Aim:
Make an exact copy of all the entries below, with the pictures left out.

(Records excerpted from a collection)
* * *

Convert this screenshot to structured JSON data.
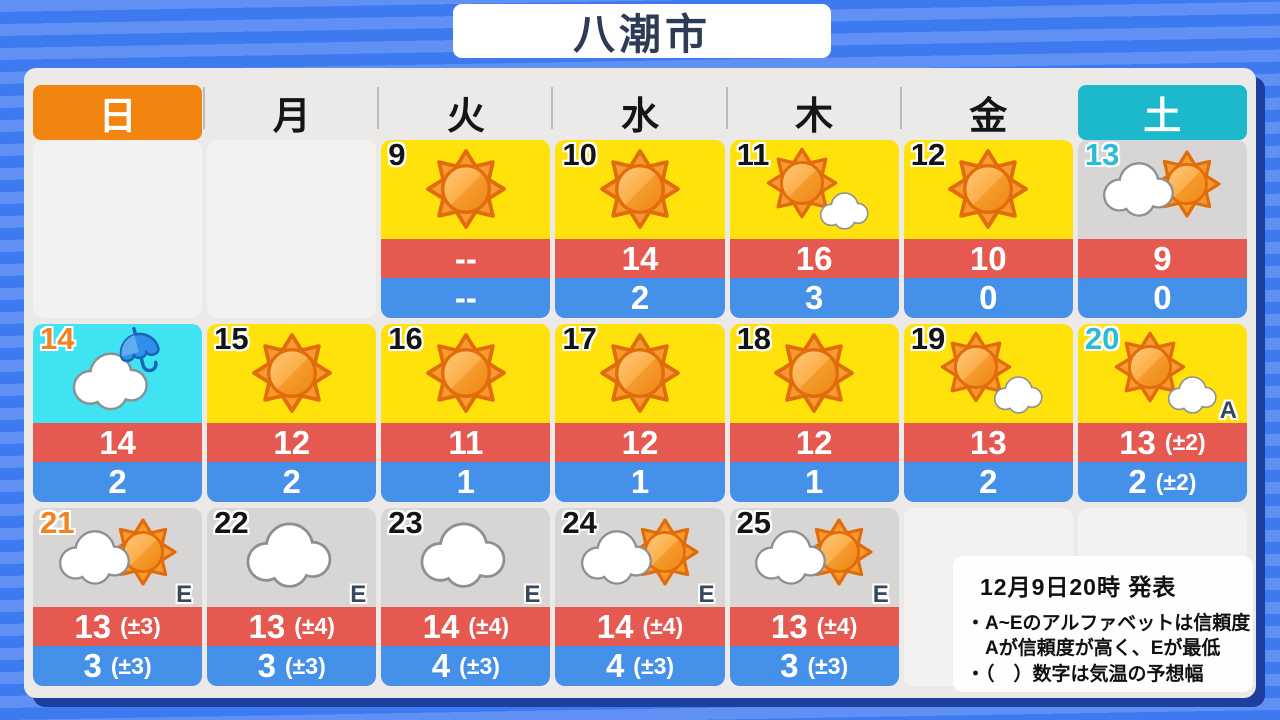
{
  "title": "八潮市",
  "issued": "12月9日20時 発表",
  "legend": {
    "line1": "・A~Eのアルファベットは信頼度",
    "line2": "　Aが信頼度が高く、Eが最低",
    "line3": "・（　）数字は気温の予想幅"
  },
  "weekdays": [
    {
      "label": "日",
      "type": "sunday"
    },
    {
      "label": "月"
    },
    {
      "label": "火"
    },
    {
      "label": "水"
    },
    {
      "label": "木"
    },
    {
      "label": "金"
    },
    {
      "label": "土",
      "type": "saturday"
    }
  ],
  "weeks": [
    [
      null,
      null,
      {
        "date": "9",
        "icon": "sun",
        "bg": "yellow",
        "high": "--",
        "low": "--"
      },
      {
        "date": "10",
        "icon": "sun",
        "bg": "yellow",
        "high": "14",
        "low": "2"
      },
      {
        "date": "11",
        "icon": "sun-cloud",
        "bg": "yellow",
        "high": "16",
        "low": "3"
      },
      {
        "date": "12",
        "icon": "sun",
        "bg": "yellow",
        "high": "10",
        "low": "0"
      },
      {
        "date": "13",
        "icon": "cloud-sun",
        "bg": "gray",
        "date_color": "cyan",
        "high": "9",
        "low": "0"
      }
    ],
    [
      {
        "date": "14",
        "icon": "rain",
        "bg": "cyan",
        "date_color": "orange",
        "high": "14",
        "low": "2"
      },
      {
        "date": "15",
        "icon": "sun",
        "bg": "yellow",
        "high": "12",
        "low": "2"
      },
      {
        "date": "16",
        "icon": "sun",
        "bg": "yellow",
        "high": "11",
        "low": "1"
      },
      {
        "date": "17",
        "icon": "sun",
        "bg": "yellow",
        "high": "12",
        "low": "1"
      },
      {
        "date": "18",
        "icon": "sun",
        "bg": "yellow",
        "high": "12",
        "low": "1"
      },
      {
        "date": "19",
        "icon": "sun-cloud",
        "bg": "yellow",
        "high": "13",
        "low": "2"
      },
      {
        "date": "20",
        "icon": "sun-cloud",
        "bg": "yellow",
        "date_color": "cyan",
        "reliability": "A",
        "high": "13",
        "high_range": "(±2)",
        "low": "2",
        "low_range": "(±2)"
      }
    ],
    [
      {
        "date": "21",
        "icon": "cloud-sun",
        "bg": "gray",
        "date_color": "orange",
        "reliability": "E",
        "high": "13",
        "high_range": "(±3)",
        "low": "3",
        "low_range": "(±3)"
      },
      {
        "date": "22",
        "icon": "cloud",
        "bg": "gray",
        "reliability": "E",
        "high": "13",
        "high_range": "(±4)",
        "low": "3",
        "low_range": "(±3)"
      },
      {
        "date": "23",
        "icon": "cloud",
        "bg": "gray",
        "reliability": "E",
        "high": "14",
        "high_range": "(±4)",
        "low": "4",
        "low_range": "(±3)"
      },
      {
        "date": "24",
        "icon": "cloud-sun",
        "bg": "gray",
        "reliability": "E",
        "high": "14",
        "high_range": "(±4)",
        "low": "4",
        "low_range": "(±3)"
      },
      {
        "date": "25",
        "icon": "cloud-sun",
        "bg": "gray",
        "reliability": "E",
        "high": "13",
        "high_range": "(±4)",
        "low": "3",
        "low_range": "(±3)"
      },
      null,
      null
    ]
  ],
  "colors": {
    "background_stripe_light": "#6090f3",
    "background_stripe_dark": "#3d7af0",
    "panel": "#ebeae8",
    "panel_shadow": "#1d3f9f",
    "sunday_header": "#f28410",
    "saturday_header": "#1cb9cd",
    "sunny_cell": "#ffe20b",
    "cloudy_cell": "#d8d6d4",
    "rain_cell": "#3fe3f2",
    "empty_cell": "#f3f2f0",
    "high_temp_band": "#e65951",
    "low_temp_band": "#4590e8",
    "date_orange": "#f28222",
    "date_cyan": "#29bcd4",
    "title_text": "#2d3b55"
  }
}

* * *

Response:
Convert this screenshot to structured JSON data.
{
  "title": "八潮市",
  "issued": "12月9日20時 発表",
  "legend": {
    "line1": "・A~Eのアルファベットは信頼度",
    "line2": "　Aが信頼度が高く、Eが最低",
    "line3": "・（　）数字は気温の予想幅"
  },
  "weekdays": [
    {
      "label": "日",
      "type": "sunday"
    },
    {
      "label": "月"
    },
    {
      "label": "火"
    },
    {
      "label": "水"
    },
    {
      "label": "木"
    },
    {
      "label": "金"
    },
    {
      "label": "土",
      "type": "saturday"
    }
  ],
  "weeks": [
    [
      null,
      null,
      {
        "date": "9",
        "icon": "sun",
        "bg": "yellow",
        "high": "--",
        "low": "--"
      },
      {
        "date": "10",
        "icon": "sun",
        "bg": "yellow",
        "high": "14",
        "low": "2"
      },
      {
        "date": "11",
        "icon": "sun-cloud",
        "bg": "yellow",
        "high": "16",
        "low": "3"
      },
      {
        "date": "12",
        "icon": "sun",
        "bg": "yellow",
        "high": "10",
        "low": "0"
      },
      {
        "date": "13",
        "icon": "cloud-sun",
        "bg": "gray",
        "date_color": "cyan",
        "high": "9",
        "low": "0"
      }
    ],
    [
      {
        "date": "14",
        "icon": "rain",
        "bg": "cyan",
        "date_color": "orange",
        "high": "14",
        "low": "2"
      },
      {
        "date": "15",
        "icon": "sun",
        "bg": "yellow",
        "high": "12",
        "low": "2"
      },
      {
        "date": "16",
        "icon": "sun",
        "bg": "yellow",
        "high": "11",
        "low": "1"
      },
      {
        "date": "17",
        "icon": "sun",
        "bg": "yellow",
        "high": "12",
        "low": "1"
      },
      {
        "date": "18",
        "icon": "sun",
        "bg": "yellow",
        "high": "12",
        "low": "1"
      },
      {
        "date": "19",
        "icon": "sun-cloud",
        "bg": "yellow",
        "high": "13",
        "low": "2"
      },
      {
        "date": "20",
        "icon": "sun-cloud",
        "bg": "yellow",
        "date_color": "cyan",
        "reliability": "A",
        "high": "13",
        "high_range": "(±2)",
        "low": "2",
        "low_range": "(±2)"
      }
    ],
    [
      {
        "date": "21",
        "icon": "cloud-sun",
        "bg": "gray",
        "date_color": "orange",
        "reliability": "E",
        "high": "13",
        "high_range": "(±3)",
        "low": "3",
        "low_range": "(±3)"
      },
      {
        "date": "22",
        "icon": "cloud",
        "bg": "gray",
        "reliability": "E",
        "high": "13",
        "high_range": "(±4)",
        "low": "3",
        "low_range": "(±3)"
      },
      {
        "date": "23",
        "icon": "cloud",
        "bg": "gray",
        "reliability": "E",
        "high": "14",
        "high_range": "(±4)",
        "low": "4",
        "low_range": "(±3)"
      },
      {
        "date": "24",
        "icon": "cloud-sun",
        "bg": "gray",
        "reliability": "E",
        "high": "14",
        "high_range": "(±4)",
        "low": "4",
        "low_range": "(±3)"
      },
      {
        "date": "25",
        "icon": "cloud-sun",
        "bg": "gray",
        "reliability": "E",
        "high": "13",
        "high_range": "(±4)",
        "low": "3",
        "low_range": "(±3)"
      },
      null,
      null
    ]
  ],
  "colors": {
    "background_stripe_light": "#6090f3",
    "background_stripe_dark": "#3d7af0",
    "panel": "#ebeae8",
    "panel_shadow": "#1d3f9f",
    "sunday_header": "#f28410",
    "saturday_header": "#1cb9cd",
    "sunny_cell": "#ffe20b",
    "cloudy_cell": "#d8d6d4",
    "rain_cell": "#3fe3f2",
    "empty_cell": "#f3f2f0",
    "high_temp_band": "#e65951",
    "low_temp_band": "#4590e8",
    "date_orange": "#f28222",
    "date_cyan": "#29bcd4",
    "title_text": "#2d3b55"
  }
}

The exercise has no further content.